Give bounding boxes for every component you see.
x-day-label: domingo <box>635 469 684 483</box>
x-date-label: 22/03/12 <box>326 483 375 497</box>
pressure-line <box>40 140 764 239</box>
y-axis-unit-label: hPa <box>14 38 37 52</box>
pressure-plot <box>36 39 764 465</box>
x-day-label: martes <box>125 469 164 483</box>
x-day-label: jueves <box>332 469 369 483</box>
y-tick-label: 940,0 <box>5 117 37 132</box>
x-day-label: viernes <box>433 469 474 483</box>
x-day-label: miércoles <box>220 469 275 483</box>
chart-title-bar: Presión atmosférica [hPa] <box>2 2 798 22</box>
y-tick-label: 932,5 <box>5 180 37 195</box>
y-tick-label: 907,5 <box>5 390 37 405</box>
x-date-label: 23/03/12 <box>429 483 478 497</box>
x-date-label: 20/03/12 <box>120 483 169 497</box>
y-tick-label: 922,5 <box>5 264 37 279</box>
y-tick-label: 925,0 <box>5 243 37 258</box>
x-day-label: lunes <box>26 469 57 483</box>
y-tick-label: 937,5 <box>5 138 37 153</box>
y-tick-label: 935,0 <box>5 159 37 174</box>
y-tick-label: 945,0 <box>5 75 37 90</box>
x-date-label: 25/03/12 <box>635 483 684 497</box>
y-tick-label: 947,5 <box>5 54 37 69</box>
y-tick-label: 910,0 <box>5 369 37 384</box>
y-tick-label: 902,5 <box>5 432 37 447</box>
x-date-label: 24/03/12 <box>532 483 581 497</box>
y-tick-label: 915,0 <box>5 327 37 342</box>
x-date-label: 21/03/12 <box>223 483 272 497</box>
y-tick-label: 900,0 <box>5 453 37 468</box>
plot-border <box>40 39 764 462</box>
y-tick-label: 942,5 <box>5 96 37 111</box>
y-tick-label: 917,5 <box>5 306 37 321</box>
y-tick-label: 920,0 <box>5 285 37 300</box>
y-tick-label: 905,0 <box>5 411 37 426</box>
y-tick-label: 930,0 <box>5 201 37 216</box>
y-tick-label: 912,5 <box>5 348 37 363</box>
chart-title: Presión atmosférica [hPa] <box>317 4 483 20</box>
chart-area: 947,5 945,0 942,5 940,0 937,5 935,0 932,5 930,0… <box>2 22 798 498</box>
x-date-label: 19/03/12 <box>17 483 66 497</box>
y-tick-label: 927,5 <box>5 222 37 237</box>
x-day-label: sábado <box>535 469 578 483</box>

* * * *

**Goal:** Swap "x-day-label" for "x-weekday-label" everywhere it occurs in the lines above, and reproduce the lines with nothing else changed.

**Task response:**
Give bounding boxes for every component you see.
x-weekday-label: domingo <box>635 469 684 483</box>
x-date-label: 22/03/12 <box>326 483 375 497</box>
pressure-line <box>40 140 764 239</box>
y-axis-unit-label: hPa <box>14 38 37 52</box>
pressure-plot <box>36 39 764 465</box>
x-weekday-label: martes <box>125 469 164 483</box>
x-weekday-label: jueves <box>332 469 369 483</box>
y-tick-label: 940,0 <box>5 117 37 132</box>
x-weekday-label: viernes <box>433 469 474 483</box>
x-weekday-label: miércoles <box>220 469 275 483</box>
chart-title-bar: Presión atmosférica [hPa] <box>2 2 798 22</box>
y-tick-label: 932,5 <box>5 180 37 195</box>
y-tick-label: 907,5 <box>5 390 37 405</box>
x-date-label: 23/03/12 <box>429 483 478 497</box>
x-date-label: 20/03/12 <box>120 483 169 497</box>
y-tick-label: 922,5 <box>5 264 37 279</box>
y-tick-label: 925,0 <box>5 243 37 258</box>
x-weekday-label: lunes <box>26 469 57 483</box>
y-tick-label: 937,5 <box>5 138 37 153</box>
y-tick-label: 935,0 <box>5 159 37 174</box>
y-tick-label: 945,0 <box>5 75 37 90</box>
x-date-label: 25/03/12 <box>635 483 684 497</box>
y-tick-label: 947,5 <box>5 54 37 69</box>
y-tick-label: 910,0 <box>5 369 37 384</box>
y-tick-label: 902,5 <box>5 432 37 447</box>
x-date-label: 24/03/12 <box>532 483 581 497</box>
y-tick-label: 915,0 <box>5 327 37 342</box>
x-date-label: 21/03/12 <box>223 483 272 497</box>
y-tick-label: 900,0 <box>5 453 37 468</box>
plot-border <box>40 39 764 462</box>
y-tick-label: 942,5 <box>5 96 37 111</box>
y-tick-label: 917,5 <box>5 306 37 321</box>
y-tick-label: 920,0 <box>5 285 37 300</box>
y-tick-label: 905,0 <box>5 411 37 426</box>
y-tick-label: 930,0 <box>5 201 37 216</box>
y-tick-label: 912,5 <box>5 348 37 363</box>
chart-title: Presión atmosférica [hPa] <box>317 4 483 20</box>
chart-area: 947,5 945,0 942,5 940,0 937,5 935,0 932,5 930,0… <box>2 22 798 498</box>
x-date-label: 19/03/12 <box>17 483 66 497</box>
y-tick-label: 927,5 <box>5 222 37 237</box>
x-weekday-label: sábado <box>535 469 578 483</box>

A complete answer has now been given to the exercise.